## Aim
Scan each line of the records for the word "силиконовый" and extract the ones that have it.

## Exercise input
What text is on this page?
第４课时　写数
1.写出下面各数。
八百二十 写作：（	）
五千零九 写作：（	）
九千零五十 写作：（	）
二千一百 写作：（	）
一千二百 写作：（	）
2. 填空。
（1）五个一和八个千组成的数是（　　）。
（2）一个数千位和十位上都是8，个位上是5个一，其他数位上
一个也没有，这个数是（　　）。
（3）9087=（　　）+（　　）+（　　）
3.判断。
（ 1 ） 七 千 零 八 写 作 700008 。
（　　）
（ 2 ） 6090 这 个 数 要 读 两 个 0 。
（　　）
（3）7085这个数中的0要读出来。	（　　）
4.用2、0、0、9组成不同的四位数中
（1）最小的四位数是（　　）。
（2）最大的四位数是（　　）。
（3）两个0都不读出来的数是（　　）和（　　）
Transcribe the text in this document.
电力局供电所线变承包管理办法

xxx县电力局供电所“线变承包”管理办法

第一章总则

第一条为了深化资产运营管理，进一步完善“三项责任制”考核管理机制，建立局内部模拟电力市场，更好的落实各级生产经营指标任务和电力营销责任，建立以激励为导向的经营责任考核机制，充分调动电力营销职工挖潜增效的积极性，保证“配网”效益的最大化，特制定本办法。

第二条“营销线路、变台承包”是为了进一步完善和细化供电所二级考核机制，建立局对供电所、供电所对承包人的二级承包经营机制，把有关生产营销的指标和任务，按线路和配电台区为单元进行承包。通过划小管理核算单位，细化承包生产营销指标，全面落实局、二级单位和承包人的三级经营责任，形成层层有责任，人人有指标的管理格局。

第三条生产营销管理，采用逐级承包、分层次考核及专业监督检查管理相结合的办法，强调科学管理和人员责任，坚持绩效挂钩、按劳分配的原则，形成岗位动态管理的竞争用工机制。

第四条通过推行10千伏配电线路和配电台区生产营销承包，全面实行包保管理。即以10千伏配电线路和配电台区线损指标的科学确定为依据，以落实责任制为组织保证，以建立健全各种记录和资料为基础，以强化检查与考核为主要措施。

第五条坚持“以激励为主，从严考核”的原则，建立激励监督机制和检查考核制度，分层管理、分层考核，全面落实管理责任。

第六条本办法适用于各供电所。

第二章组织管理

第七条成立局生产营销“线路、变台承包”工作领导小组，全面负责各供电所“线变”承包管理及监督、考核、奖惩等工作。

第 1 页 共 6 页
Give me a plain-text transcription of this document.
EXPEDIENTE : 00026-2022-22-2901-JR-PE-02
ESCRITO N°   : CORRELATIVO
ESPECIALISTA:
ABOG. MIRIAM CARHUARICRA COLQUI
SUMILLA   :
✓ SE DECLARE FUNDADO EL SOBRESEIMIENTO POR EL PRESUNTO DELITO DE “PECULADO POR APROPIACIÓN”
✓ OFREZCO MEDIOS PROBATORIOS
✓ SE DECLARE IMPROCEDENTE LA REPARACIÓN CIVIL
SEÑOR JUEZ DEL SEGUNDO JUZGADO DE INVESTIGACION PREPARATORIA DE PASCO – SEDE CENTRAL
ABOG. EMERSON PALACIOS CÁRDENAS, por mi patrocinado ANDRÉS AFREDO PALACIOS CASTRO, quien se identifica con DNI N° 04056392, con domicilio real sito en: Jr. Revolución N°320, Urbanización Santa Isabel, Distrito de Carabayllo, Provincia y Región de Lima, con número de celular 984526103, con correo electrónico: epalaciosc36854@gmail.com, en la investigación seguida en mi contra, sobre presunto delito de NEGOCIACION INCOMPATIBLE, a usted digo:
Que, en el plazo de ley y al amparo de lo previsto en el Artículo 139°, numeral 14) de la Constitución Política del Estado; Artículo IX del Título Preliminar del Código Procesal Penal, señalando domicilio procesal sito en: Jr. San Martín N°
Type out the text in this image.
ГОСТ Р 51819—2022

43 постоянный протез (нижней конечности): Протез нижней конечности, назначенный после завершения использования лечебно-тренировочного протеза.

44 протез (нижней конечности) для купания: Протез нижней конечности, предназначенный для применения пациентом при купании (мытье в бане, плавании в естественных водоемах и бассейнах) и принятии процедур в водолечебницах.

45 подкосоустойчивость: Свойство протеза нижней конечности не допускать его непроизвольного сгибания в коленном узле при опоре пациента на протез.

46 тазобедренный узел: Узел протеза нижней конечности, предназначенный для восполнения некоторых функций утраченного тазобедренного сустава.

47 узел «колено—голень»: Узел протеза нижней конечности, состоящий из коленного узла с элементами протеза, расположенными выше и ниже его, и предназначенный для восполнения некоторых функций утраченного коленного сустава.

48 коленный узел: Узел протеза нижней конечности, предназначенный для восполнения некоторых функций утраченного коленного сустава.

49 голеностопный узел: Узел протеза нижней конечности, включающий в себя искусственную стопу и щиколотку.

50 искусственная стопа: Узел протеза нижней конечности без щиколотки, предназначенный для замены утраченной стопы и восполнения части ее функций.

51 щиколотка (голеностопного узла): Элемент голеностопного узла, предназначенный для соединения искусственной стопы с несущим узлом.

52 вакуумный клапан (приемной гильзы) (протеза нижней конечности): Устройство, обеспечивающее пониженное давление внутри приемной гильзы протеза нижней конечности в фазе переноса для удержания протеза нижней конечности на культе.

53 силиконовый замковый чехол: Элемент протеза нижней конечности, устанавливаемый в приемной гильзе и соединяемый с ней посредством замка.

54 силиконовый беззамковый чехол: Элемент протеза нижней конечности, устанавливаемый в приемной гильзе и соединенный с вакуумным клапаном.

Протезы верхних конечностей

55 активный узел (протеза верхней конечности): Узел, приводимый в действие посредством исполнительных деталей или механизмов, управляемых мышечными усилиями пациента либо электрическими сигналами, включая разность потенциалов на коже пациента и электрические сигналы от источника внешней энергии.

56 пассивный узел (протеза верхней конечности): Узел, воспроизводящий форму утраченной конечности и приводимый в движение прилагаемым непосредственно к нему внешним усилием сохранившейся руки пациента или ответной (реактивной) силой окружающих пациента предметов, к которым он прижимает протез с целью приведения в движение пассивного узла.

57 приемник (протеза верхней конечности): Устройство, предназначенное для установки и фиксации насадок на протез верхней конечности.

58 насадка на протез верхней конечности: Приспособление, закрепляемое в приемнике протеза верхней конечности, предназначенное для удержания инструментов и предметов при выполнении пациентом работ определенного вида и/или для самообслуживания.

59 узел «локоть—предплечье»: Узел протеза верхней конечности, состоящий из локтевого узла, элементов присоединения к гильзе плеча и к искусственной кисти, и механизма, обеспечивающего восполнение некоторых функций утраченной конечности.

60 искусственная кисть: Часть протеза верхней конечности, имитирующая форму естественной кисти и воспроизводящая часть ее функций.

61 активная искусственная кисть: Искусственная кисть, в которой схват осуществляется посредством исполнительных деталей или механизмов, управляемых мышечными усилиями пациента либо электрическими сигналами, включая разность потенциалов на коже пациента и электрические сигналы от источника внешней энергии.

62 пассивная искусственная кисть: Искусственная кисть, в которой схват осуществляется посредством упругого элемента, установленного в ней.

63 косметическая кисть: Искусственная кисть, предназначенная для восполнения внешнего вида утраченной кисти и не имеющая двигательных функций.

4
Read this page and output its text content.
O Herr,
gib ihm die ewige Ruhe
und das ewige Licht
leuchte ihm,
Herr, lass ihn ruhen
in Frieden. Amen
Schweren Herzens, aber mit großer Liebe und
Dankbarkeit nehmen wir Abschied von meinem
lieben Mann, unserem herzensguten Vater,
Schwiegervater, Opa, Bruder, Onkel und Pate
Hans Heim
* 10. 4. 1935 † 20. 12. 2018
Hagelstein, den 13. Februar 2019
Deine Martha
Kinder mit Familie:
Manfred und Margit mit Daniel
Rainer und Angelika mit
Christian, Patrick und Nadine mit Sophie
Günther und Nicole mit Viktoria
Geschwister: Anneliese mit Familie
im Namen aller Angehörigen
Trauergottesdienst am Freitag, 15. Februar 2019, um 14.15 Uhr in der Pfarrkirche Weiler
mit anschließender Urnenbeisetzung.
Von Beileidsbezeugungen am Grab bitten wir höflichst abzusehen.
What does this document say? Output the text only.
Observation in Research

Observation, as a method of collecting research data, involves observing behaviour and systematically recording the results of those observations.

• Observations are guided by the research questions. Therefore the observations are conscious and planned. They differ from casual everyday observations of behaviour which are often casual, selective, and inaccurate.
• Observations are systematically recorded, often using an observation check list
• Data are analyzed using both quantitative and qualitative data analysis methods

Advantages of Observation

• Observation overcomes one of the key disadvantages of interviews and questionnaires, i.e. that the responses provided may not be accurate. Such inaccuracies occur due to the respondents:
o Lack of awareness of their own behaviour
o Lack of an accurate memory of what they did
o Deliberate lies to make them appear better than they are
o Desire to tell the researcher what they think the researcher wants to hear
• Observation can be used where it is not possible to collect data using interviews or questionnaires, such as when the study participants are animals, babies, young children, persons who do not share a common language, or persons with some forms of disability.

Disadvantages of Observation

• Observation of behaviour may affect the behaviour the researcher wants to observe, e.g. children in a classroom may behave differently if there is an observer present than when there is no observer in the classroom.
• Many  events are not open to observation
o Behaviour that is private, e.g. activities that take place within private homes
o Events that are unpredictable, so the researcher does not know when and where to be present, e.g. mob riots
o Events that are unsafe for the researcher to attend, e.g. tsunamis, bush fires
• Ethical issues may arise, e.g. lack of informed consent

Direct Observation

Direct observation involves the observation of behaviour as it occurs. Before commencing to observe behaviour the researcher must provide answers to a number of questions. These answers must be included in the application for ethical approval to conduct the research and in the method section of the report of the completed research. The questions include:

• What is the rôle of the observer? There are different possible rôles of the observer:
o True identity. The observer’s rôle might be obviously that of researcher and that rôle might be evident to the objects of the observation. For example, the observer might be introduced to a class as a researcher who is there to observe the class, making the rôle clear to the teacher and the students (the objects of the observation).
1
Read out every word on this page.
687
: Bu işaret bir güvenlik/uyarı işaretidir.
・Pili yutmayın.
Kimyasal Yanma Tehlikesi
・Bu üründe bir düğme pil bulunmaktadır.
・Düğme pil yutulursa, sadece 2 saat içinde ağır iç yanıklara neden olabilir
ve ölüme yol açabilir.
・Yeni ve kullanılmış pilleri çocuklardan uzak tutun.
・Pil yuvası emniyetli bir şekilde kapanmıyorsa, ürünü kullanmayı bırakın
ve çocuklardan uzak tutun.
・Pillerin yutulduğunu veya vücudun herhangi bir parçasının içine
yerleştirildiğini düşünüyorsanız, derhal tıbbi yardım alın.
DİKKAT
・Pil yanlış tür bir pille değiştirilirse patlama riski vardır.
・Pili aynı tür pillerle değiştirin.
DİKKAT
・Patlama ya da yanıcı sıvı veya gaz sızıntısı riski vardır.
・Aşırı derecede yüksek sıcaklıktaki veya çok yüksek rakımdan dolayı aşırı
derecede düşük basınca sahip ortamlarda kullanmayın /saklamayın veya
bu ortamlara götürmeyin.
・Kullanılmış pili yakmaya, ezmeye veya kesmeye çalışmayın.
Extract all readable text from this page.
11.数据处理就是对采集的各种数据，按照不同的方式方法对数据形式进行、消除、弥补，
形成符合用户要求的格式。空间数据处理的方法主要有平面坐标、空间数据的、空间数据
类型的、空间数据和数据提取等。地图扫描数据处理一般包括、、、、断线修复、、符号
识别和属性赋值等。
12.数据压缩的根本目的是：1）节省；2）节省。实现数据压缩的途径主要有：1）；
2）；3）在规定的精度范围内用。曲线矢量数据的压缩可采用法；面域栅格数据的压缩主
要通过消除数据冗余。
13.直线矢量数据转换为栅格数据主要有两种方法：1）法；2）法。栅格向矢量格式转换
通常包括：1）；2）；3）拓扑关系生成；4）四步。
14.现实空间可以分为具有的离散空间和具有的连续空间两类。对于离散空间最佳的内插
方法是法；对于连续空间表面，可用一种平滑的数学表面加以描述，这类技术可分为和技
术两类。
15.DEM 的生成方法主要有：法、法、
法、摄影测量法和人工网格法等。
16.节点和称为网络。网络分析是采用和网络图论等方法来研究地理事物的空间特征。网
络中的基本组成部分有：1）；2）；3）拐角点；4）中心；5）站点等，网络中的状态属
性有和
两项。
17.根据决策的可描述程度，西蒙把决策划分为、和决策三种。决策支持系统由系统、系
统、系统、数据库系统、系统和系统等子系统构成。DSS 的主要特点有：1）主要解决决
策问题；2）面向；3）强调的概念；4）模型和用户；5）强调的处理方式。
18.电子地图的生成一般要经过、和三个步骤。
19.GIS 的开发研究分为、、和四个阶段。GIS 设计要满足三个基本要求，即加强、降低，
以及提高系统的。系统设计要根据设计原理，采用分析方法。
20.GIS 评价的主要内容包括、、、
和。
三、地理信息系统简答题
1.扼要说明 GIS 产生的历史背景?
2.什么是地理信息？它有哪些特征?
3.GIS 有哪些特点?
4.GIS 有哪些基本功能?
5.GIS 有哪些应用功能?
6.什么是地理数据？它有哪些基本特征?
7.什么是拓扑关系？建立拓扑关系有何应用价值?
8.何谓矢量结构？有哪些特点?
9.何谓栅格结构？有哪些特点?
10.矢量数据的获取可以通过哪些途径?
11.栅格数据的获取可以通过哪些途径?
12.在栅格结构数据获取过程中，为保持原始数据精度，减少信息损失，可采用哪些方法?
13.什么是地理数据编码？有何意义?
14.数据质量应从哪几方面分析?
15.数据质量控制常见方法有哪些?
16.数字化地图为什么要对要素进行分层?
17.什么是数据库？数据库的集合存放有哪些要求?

## Output below
53 силиконовый замковый чехол: Элемент протеза нижней конечности, устанавливаемый в приемной гильзе и соединяемый с ней посредством замка.
54 силиконовый беззамковый чехол: Элемент протеза нижней конечности, устанавливаемый в приемной гильзе и соединенный с вакуумным клапаном.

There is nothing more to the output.